** Exercise instructions **
Reproduce the listing below character for character; drop every image.

** Data for the task **
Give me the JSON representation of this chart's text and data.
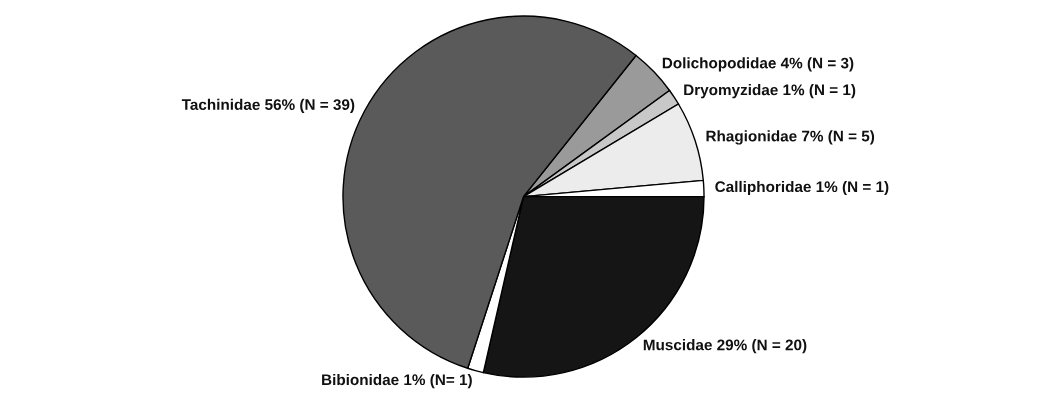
{
  "chart_data": {
    "type": "pie",
    "categories": [
      "Dolichopodidae",
      "Dryomyzidae",
      "Rhagionidae",
      "Calliphoridae",
      "Muscidae",
      "Bibionidae",
      "Tachinidae"
    ],
    "values": [
      3,
      1,
      5,
      1,
      20,
      1,
      39
    ],
    "value_labels": [
      "4% (N = 3)",
      "1% (N = 1)",
      "7% (N = 5)",
      "1% (N = 1)",
      "29% (N = 20)",
      "1% (N= 1)",
      "56% (N = 39)"
    ],
    "colors": [
      "#9a9a9a",
      "#c8c8c8",
      "#ececec",
      "#ffffff",
      "#151515",
      "#ffffff",
      "#5a5a5a"
    ],
    "legend": false
  }
}
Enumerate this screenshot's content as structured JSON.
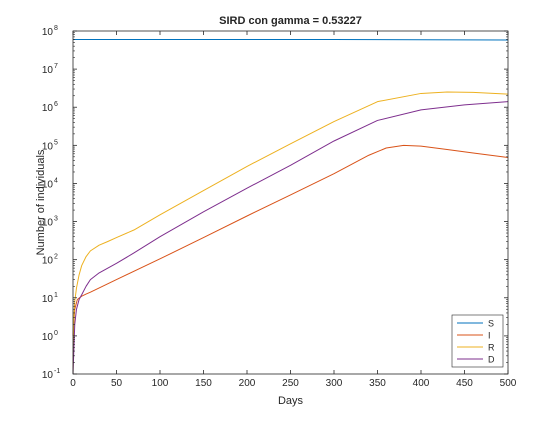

** Solution for this problem **
Give me the JSON representation of this chart's text and data.
{
  "chart_data": {
    "type": "pie",
    "categories": [
      "Dolichopodidae",
      "Dryomyzidae",
      "Rhagionidae",
      "Calliphoridae",
      "Muscidae",
      "Bibionidae",
      "Tachinidae"
    ],
    "values": [
      3,
      1,
      5,
      1,
      20,
      1,
      39
    ],
    "value_labels": [
      "4% (N = 3)",
      "1% (N = 1)",
      "7% (N = 5)",
      "1% (N = 1)",
      "29% (N = 20)",
      "1% (N= 1)",
      "56% (N = 39)"
    ],
    "colors": [
      "#9a9a9a",
      "#c8c8c8",
      "#ececec",
      "#ffffff",
      "#151515",
      "#ffffff",
      "#5a5a5a"
    ],
    "legend": false
  }
}
Enumerate this screenshot's content as structured JSON.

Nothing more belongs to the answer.